##### DATA PROVIDED
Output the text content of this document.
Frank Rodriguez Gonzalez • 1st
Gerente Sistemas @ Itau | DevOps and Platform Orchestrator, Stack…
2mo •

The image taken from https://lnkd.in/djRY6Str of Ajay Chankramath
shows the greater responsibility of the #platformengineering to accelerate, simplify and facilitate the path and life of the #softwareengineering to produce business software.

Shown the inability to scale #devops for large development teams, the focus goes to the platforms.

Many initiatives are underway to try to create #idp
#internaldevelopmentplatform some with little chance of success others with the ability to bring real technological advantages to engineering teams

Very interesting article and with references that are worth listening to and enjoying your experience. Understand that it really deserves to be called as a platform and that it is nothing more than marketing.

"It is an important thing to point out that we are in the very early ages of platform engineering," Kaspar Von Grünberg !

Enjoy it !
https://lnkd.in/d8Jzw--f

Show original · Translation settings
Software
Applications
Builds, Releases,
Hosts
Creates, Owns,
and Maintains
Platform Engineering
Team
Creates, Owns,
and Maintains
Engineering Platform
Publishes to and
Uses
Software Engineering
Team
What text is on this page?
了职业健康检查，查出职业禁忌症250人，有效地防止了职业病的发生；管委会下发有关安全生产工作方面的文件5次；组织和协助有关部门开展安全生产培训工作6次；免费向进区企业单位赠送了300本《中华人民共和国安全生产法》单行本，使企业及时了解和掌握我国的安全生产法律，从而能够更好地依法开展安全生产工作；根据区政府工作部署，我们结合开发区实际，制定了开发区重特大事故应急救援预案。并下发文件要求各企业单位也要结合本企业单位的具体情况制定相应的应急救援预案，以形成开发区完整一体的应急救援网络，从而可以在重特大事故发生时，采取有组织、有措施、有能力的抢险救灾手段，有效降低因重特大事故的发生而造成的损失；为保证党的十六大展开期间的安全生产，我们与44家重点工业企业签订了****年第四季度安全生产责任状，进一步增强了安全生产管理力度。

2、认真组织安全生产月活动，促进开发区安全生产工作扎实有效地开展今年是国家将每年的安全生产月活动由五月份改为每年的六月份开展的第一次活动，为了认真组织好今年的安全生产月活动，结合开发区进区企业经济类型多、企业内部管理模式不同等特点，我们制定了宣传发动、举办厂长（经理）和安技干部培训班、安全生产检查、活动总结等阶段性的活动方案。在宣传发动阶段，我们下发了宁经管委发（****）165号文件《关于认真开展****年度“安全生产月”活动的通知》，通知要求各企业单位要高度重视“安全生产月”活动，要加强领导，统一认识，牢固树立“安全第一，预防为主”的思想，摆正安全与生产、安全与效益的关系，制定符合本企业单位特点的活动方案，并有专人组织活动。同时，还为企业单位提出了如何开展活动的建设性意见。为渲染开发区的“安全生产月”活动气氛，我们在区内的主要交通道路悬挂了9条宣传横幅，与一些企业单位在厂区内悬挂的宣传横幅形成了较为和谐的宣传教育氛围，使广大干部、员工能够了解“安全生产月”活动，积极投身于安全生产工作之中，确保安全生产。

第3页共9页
##########
GIVEN REQUEST: Your output consists solely of the lines from the one with "What text is on this page?" through the last line, copied exactly.

COMPLETE RESPONSE:
What text is on this page?
了职业健康检查，查出职业禁忌症250人，有效地防止了职业病的发生；管委会下发有关安全生产工作方面的文件5次；组织和协助有关部门开展安全生产培训工作6次；免费向进区企业单位赠送了300本《中华人民共和国安全生产法》单行本，使企业及时了解和掌握我国的安全生产法律，从而能够更好地依法开展安全生产工作；根据区政府工作部署，我们结合开发区实际，制定了开发区重特大事故应急救援预案。并下发文件要求各企业单位也要结合本企业单位的具体情况制定相应的应急救援预案，以形成开发区完整一体的应急救援网络，从而可以在重特大事故发生时，采取有组织、有措施、有能力的抢险救灾手段，有效降低因重特大事故的发生而造成的损失；为保证党的十六大展开期间的安全生产，我们与44家重点工业企业签订了****年第四季度安全生产责任状，进一步增强了安全生产管理力度。

2、认真组织安全生产月活动，促进开发区安全生产工作扎实有效地开展今年是国家将每年的安全生产月活动由五月份改为每年的六月份开展的第一次活动，为了认真组织好今年的安全生产月活动，结合开发区进区企业经济类型多、企业内部管理模式不同等特点，我们制定了宣传发动、举办厂长（经理）和安技干部培训班、安全生产检查、活动总结等阶段性的活动方案。在宣传发动阶段，我们下发了宁经管委发（****）165号文件《关于认真开展****年度“安全生产月”活动的通知》，通知要求各企业单位要高度重视“安全生产月”活动，要加强领导，统一认识，牢固树立“安全第一，预防为主”的思想，摆正安全与生产、安全与效益的关系，制定符合本企业单位特点的活动方案，并有专人组织活动。同时，还为企业单位提出了如何开展活动的建设性意见。为渲染开发区的“安全生产月”活动气氛，我们在区内的主要交通道路悬挂了9条宣传横幅，与一些企业单位在厂区内悬挂的宣传横幅形成了较为和谐的宣传教育氛围，使广大干部、员工能够了解“安全生产月”活动，积极投身于安全生产工作之中，确保安全生产。

第3页共9页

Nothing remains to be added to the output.